### Data for this exercise
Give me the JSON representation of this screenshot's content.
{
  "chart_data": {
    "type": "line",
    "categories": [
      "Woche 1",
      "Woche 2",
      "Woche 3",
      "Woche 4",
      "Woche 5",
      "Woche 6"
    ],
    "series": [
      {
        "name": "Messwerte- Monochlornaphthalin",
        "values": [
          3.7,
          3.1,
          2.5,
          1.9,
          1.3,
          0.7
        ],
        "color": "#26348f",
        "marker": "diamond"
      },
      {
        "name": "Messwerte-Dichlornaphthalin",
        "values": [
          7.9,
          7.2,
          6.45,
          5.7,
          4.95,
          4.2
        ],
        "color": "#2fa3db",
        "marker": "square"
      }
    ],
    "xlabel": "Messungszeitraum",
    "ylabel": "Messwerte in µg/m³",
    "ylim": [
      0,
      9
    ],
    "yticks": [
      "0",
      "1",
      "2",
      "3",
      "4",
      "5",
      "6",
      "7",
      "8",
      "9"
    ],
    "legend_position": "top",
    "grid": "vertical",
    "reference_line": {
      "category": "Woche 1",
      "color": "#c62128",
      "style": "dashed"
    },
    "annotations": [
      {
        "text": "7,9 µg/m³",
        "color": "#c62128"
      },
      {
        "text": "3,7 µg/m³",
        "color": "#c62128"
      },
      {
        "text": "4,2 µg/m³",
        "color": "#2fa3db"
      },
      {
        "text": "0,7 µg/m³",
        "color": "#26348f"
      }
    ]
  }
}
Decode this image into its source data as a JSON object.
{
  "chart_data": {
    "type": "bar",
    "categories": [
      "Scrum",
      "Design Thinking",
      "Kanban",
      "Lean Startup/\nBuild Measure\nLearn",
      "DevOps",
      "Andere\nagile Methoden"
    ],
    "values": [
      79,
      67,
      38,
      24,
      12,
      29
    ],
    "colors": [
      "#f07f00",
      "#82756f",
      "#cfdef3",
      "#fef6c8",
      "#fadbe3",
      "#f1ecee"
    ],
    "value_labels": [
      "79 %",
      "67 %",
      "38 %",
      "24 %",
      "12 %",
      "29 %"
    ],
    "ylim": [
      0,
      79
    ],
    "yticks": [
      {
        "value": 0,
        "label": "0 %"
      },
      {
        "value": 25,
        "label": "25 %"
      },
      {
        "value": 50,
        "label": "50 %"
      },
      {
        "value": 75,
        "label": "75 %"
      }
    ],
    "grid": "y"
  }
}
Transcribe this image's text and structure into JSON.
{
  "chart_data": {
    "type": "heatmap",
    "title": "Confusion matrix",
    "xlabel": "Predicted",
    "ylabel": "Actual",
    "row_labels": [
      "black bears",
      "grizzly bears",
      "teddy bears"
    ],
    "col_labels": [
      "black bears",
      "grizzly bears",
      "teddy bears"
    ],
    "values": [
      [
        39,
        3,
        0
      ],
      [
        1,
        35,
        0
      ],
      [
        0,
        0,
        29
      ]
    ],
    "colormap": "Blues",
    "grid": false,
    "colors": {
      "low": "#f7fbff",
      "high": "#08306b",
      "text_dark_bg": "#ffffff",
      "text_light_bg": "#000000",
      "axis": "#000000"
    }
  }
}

### Do this
Retype every entry above, word for word.

### The answer
Give me the JSON representation of this screenshot's content.
{
  "chart_data": {
    "type": "line",
    "categories": [
      "Woche 1",
      "Woche 2",
      "Woche 3",
      "Woche 4",
      "Woche 5",
      "Woche 6"
    ],
    "series": [
      {
        "name": "Messwerte- Monochlornaphthalin",
        "values": [
          3.7,
          3.1,
          2.5,
          1.9,
          1.3,
          0.7
        ],
        "color": "#26348f",
        "marker": "diamond"
      },
      {
        "name": "Messwerte-Dichlornaphthalin",
        "values": [
          7.9,
          7.2,
          6.45,
          5.7,
          4.95,
          4.2
        ],
        "color": "#2fa3db",
        "marker": "square"
      }
    ],
    "xlabel": "Messungszeitraum",
    "ylabel": "Messwerte in µg/m³",
    "ylim": [
      0,
      9
    ],
    "yticks": [
      "0",
      "1",
      "2",
      "3",
      "4",
      "5",
      "6",
      "7",
      "8",
      "9"
    ],
    "legend_position": "top",
    "grid": "vertical",
    "reference_line": {
      "category": "Woche 1",
      "color": "#c62128",
      "style": "dashed"
    },
    "annotations": [
      {
        "text": "7,9 µg/m³",
        "color": "#c62128"
      },
      {
        "text": "3,7 µg/m³",
        "color": "#c62128"
      },
      {
        "text": "4,2 µg/m³",
        "color": "#2fa3db"
      },
      {
        "text": "0,7 µg/m³",
        "color": "#26348f"
      }
    ]
  }
}
Decode this image into its source data as a JSON object.
{
  "chart_data": {
    "type": "bar",
    "categories": [
      "Scrum",
      "Design Thinking",
      "Kanban",
      "Lean Startup/\nBuild Measure\nLearn",
      "DevOps",
      "Andere\nagile Methoden"
    ],
    "values": [
      79,
      67,
      38,
      24,
      12,
      29
    ],
    "colors": [
      "#f07f00",
      "#82756f",
      "#cfdef3",
      "#fef6c8",
      "#fadbe3",
      "#f1ecee"
    ],
    "value_labels": [
      "79 %",
      "67 %",
      "38 %",
      "24 %",
      "12 %",
      "29 %"
    ],
    "ylim": [
      0,
      79
    ],
    "yticks": [
      {
        "value": 0,
        "label": "0 %"
      },
      {
        "value": 25,
        "label": "25 %"
      },
      {
        "value": 50,
        "label": "50 %"
      },
      {
        "value": 75,
        "label": "75 %"
      }
    ],
    "grid": "y"
  }
}
Transcribe this image's text and structure into JSON.
{
  "chart_data": {
    "type": "heatmap",
    "title": "Confusion matrix",
    "xlabel": "Predicted",
    "ylabel": "Actual",
    "row_labels": [
      "black bears",
      "grizzly bears",
      "teddy bears"
    ],
    "col_labels": [
      "black bears",
      "grizzly bears",
      "teddy bears"
    ],
    "values": [
      [
        39,
        3,
        0
      ],
      [
        1,
        35,
        0
      ],
      [
        0,
        0,
        29
      ]
    ],
    "colormap": "Blues",
    "grid": false,
    "colors": {
      "low": "#f7fbff",
      "high": "#08306b",
      "text_dark_bg": "#ffffff",
      "text_light_bg": "#000000",
      "axis": "#000000"
    }
  }
}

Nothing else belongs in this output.